→ Supplied data
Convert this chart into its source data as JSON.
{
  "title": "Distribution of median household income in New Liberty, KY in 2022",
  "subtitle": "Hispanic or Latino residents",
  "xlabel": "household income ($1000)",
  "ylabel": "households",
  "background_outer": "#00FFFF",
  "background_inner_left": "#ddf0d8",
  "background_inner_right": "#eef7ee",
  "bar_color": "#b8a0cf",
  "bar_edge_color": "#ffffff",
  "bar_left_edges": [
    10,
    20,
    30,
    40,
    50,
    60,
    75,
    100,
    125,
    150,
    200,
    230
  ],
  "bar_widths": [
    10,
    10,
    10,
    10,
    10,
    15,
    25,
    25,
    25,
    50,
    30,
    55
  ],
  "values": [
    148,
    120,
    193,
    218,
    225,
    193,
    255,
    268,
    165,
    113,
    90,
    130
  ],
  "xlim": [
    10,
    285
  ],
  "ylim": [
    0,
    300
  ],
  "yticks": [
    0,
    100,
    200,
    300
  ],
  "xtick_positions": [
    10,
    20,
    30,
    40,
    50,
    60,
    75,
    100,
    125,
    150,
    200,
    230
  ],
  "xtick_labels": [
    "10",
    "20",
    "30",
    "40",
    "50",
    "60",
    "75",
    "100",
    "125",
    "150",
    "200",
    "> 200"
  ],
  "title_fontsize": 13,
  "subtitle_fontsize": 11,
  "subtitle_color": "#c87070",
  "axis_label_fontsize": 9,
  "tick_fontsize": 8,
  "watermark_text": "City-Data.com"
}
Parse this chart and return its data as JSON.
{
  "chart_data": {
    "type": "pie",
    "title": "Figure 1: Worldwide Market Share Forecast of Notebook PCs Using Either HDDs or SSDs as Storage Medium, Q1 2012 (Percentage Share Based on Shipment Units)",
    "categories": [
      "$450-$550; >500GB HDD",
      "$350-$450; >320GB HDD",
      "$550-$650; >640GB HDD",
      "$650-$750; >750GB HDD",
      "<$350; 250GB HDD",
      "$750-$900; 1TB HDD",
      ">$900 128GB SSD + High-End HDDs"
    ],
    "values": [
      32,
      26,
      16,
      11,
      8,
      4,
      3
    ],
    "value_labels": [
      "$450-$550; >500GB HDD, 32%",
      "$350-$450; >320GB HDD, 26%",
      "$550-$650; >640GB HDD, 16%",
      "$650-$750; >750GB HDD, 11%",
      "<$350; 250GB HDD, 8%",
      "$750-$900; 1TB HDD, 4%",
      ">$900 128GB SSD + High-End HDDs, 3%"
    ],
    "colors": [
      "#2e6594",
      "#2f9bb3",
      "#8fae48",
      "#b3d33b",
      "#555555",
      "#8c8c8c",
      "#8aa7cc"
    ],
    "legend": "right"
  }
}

→ Given exercise
Pull out every line in the data above that has the word "income".

→ Exercise result
  "title": "Distribution of median household income in New Liberty, KY in 2022",
  "xlabel": "household income ($1000)",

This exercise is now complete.